Recorded data:
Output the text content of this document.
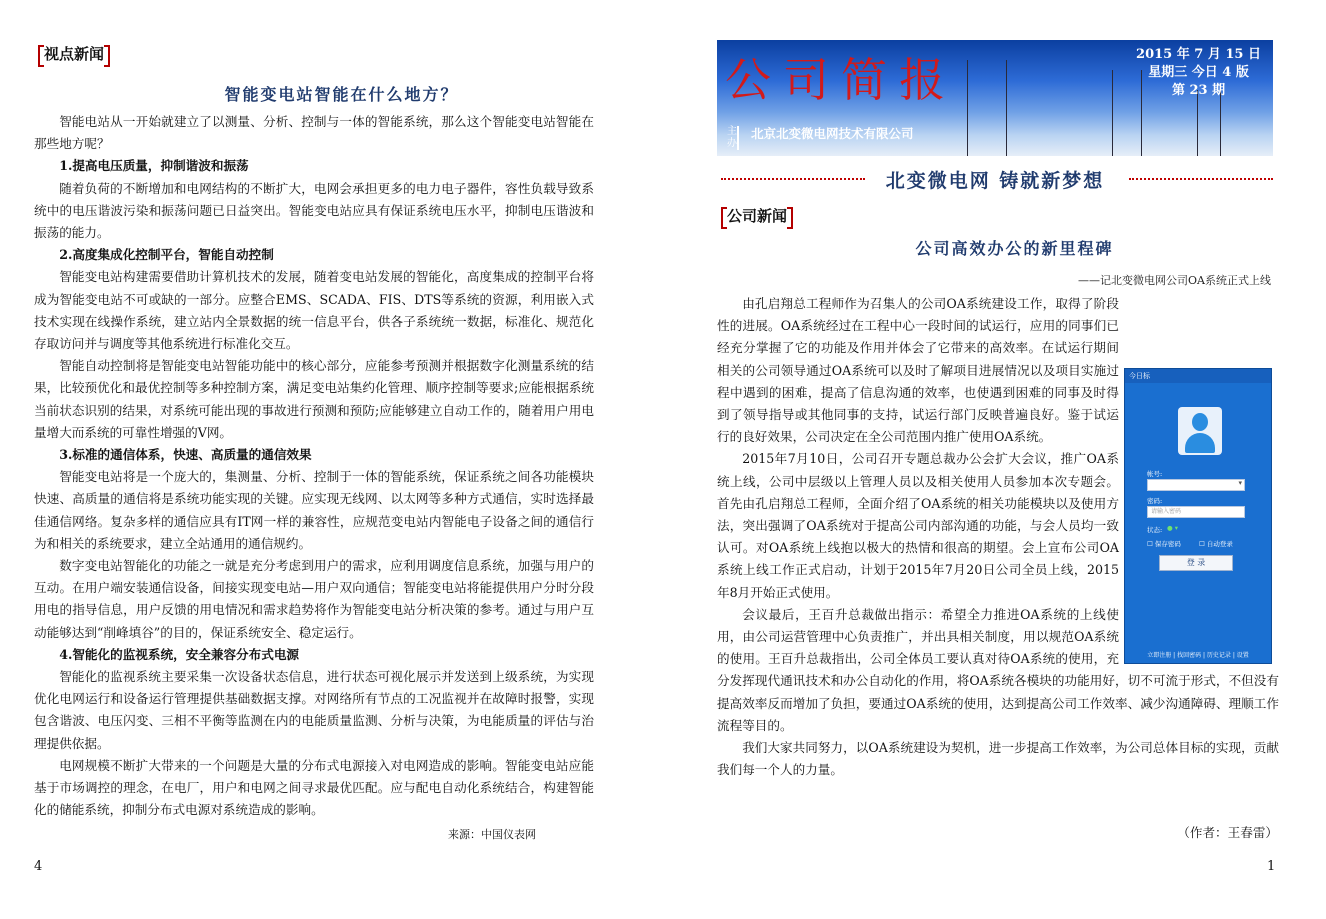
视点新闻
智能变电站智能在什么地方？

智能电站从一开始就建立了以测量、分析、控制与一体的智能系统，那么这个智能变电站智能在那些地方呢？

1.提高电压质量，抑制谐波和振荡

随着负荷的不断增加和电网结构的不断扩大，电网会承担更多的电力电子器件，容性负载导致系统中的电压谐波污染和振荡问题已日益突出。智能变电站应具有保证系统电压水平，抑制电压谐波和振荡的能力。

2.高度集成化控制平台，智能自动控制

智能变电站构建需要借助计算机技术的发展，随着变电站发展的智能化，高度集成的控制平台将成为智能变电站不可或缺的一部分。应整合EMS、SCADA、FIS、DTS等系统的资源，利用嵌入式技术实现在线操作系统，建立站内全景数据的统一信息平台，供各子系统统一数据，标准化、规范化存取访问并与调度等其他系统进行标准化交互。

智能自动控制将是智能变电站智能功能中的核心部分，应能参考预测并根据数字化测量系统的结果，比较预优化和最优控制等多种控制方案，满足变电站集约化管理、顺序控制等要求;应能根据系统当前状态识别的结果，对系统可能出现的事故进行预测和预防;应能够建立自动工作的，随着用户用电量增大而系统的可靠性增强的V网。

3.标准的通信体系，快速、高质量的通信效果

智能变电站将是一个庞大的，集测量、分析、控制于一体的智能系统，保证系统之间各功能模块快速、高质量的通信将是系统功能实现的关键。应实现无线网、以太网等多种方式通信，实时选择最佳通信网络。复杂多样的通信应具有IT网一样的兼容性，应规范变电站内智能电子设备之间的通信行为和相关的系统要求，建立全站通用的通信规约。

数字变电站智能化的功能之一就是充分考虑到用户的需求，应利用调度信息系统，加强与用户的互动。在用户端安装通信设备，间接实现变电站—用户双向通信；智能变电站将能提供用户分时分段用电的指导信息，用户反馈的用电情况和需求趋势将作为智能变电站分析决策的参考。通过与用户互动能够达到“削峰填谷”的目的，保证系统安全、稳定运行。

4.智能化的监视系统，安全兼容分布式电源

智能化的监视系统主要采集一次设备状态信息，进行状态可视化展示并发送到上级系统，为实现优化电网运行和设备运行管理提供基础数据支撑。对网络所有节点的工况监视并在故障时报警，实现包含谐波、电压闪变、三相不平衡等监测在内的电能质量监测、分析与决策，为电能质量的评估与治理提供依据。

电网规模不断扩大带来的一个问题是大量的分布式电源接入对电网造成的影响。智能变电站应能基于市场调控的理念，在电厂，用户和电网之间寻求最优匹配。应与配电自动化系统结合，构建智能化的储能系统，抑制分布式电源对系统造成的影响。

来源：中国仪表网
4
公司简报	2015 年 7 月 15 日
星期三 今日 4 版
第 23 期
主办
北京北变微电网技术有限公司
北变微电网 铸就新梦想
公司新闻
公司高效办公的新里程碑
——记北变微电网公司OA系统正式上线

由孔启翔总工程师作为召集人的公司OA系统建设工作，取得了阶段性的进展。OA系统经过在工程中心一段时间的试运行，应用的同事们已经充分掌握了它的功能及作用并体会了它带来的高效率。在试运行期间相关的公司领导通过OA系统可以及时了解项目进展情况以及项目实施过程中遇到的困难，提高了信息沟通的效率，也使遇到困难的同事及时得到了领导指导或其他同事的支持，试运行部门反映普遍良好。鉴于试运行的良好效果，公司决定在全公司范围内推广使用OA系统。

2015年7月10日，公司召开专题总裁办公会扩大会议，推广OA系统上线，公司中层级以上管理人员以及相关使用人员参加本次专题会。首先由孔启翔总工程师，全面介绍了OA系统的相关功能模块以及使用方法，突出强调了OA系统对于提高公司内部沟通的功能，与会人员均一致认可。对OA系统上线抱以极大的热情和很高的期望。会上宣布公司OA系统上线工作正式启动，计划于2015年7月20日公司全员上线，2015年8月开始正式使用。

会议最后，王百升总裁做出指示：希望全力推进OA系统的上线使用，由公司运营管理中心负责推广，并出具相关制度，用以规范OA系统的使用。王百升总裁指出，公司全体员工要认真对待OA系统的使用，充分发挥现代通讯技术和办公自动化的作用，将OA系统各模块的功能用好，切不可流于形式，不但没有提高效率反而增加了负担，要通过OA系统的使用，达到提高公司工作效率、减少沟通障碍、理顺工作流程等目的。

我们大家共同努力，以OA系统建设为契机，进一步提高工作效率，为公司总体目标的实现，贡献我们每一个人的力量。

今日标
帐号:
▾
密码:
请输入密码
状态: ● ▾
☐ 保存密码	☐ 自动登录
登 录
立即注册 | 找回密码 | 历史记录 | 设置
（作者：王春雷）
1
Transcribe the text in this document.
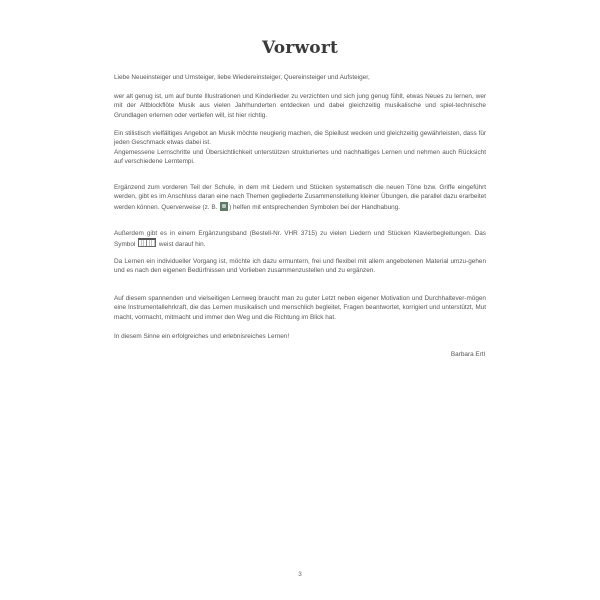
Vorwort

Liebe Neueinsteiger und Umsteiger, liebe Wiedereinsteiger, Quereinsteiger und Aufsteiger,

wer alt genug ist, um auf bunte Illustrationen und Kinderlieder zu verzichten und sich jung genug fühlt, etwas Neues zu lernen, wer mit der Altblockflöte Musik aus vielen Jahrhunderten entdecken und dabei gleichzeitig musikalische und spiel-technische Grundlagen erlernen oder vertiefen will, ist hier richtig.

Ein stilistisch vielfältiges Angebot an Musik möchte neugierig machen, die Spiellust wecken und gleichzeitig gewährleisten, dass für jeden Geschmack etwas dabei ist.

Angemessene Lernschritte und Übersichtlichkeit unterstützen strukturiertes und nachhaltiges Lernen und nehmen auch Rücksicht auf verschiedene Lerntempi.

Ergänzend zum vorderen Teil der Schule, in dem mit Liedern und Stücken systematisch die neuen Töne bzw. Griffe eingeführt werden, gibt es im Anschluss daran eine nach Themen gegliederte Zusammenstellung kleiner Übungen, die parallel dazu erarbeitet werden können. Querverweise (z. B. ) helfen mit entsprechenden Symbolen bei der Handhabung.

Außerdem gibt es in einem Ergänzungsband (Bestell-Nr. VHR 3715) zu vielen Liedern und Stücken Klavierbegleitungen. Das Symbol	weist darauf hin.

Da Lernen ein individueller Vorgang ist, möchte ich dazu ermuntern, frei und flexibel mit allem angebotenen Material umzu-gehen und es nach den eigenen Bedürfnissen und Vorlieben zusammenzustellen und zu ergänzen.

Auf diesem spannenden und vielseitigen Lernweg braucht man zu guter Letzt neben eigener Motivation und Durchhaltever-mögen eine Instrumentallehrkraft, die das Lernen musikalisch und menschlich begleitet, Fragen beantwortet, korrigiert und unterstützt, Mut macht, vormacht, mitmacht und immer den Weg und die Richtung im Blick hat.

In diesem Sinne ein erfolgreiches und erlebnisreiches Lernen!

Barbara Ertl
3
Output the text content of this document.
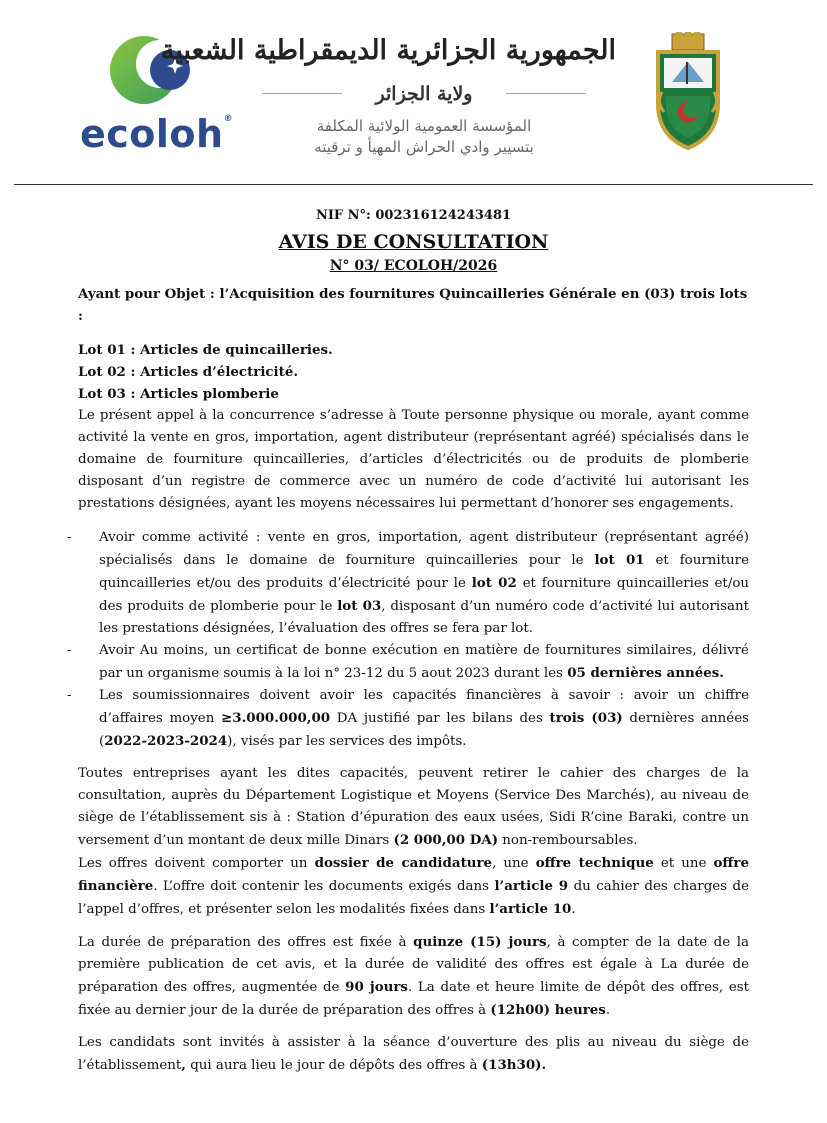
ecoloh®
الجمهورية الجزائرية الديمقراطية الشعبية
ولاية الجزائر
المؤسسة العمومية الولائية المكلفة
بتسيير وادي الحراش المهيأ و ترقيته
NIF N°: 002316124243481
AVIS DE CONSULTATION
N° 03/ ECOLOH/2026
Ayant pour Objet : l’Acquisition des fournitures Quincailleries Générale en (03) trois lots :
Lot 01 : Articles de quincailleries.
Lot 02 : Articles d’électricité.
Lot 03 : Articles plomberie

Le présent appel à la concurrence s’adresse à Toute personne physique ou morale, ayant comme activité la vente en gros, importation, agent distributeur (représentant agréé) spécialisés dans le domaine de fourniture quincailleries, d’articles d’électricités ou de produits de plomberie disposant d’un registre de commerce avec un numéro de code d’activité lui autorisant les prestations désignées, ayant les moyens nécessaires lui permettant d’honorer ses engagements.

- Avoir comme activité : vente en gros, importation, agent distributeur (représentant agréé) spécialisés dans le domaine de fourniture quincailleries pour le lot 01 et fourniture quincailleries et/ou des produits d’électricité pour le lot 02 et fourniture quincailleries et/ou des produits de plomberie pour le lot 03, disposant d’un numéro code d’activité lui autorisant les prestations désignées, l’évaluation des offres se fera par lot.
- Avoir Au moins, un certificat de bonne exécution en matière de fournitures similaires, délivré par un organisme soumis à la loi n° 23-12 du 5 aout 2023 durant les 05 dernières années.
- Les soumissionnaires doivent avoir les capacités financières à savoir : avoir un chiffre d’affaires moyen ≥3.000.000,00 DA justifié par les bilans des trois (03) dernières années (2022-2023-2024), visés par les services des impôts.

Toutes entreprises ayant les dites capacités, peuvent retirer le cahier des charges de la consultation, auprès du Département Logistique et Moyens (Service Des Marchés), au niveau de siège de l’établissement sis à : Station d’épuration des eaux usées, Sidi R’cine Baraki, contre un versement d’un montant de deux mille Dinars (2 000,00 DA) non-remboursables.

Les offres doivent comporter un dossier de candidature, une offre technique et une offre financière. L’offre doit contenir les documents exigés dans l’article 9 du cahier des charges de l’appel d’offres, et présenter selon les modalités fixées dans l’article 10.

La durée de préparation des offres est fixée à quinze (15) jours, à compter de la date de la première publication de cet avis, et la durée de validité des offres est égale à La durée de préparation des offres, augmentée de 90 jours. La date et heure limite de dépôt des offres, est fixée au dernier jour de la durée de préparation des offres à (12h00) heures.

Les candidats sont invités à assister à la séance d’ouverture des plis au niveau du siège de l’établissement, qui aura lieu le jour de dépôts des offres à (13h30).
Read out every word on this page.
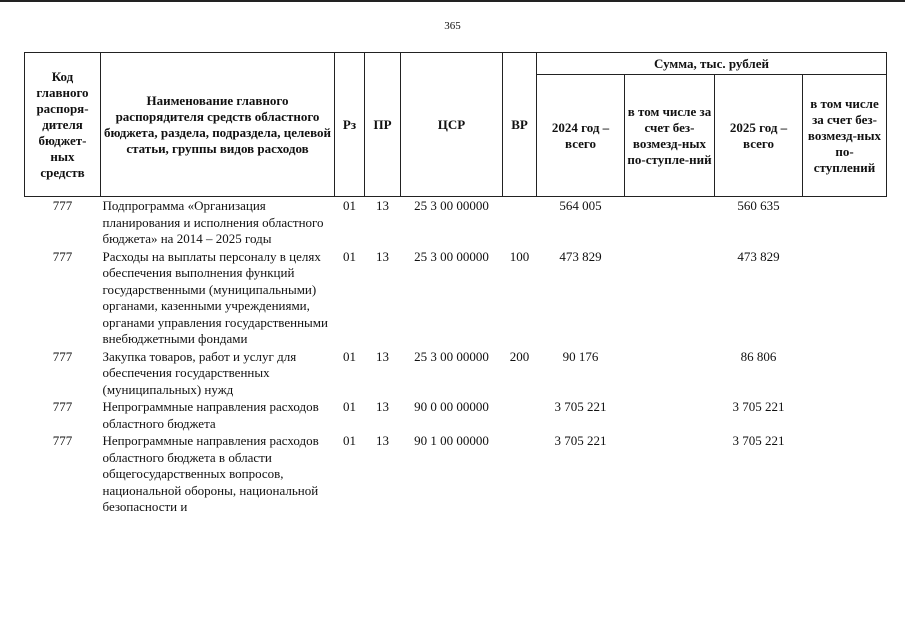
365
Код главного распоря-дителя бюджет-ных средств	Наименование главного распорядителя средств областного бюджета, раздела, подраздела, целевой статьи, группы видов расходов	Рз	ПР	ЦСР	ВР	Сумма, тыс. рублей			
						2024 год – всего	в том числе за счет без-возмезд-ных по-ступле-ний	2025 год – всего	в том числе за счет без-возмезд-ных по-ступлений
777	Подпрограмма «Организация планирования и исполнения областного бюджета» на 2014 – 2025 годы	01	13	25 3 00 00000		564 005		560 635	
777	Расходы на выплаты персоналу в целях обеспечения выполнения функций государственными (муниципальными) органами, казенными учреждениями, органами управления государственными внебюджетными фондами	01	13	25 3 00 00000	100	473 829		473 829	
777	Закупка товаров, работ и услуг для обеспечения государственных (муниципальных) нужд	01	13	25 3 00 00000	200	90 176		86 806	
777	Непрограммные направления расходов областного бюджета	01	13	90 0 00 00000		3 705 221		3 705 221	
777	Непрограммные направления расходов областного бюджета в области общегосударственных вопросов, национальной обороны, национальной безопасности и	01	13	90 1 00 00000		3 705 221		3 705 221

» What is required
Look for "dazu" and pull out every line that has it.

» The completed task
Ergänzend zum vorderen Teil der Schule, in dem mit Liedern und Stücken systematisch die neuen Töne bzw. Griffe eingeführt werden, gibt es im Anschluss daran eine nach Themen gegliederte Zusammenstellung kleiner Übungen, die parallel dazu erarbeitet werden können. Querverweise (z. B. ) helfen mit entsprechenden Symbolen bei der Handhabung.
Da Lernen ein individueller Vorgang ist, möchte ich dazu ermuntern, frei und flexibel mit allem angebotenen Material umzu-gehen und es nach den eigenen Bedürfnissen und Vorlieben zusammenzustellen und zu ergänzen.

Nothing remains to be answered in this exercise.